- _Raw records_:
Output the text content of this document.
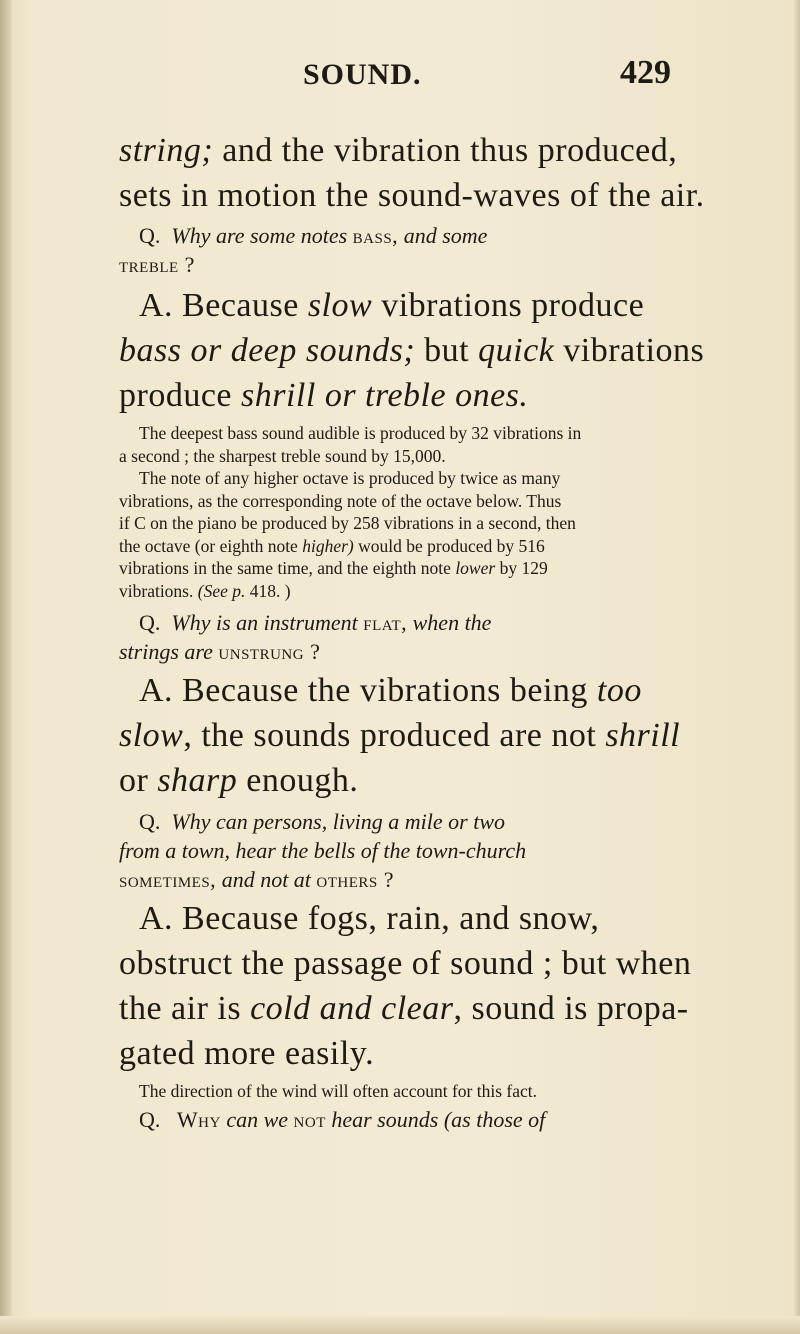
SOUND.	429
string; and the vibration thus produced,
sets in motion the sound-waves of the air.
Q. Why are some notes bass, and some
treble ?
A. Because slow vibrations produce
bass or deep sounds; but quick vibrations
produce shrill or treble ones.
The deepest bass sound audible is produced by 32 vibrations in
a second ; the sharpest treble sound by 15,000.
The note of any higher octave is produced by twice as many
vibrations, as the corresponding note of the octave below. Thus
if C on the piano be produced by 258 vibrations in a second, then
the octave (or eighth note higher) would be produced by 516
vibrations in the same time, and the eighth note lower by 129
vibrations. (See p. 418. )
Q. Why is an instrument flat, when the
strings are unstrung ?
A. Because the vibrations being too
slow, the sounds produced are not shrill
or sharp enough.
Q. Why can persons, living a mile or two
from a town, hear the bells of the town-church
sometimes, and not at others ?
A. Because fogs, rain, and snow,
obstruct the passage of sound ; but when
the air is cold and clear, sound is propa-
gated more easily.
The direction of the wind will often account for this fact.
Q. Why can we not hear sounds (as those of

- _Goal_: All lines holding the word "Because" should be picked out and copied.

- _In response_:
A. Because slow vibrations produce
A. Because the vibrations being too
A. Because fogs, rain, and snow,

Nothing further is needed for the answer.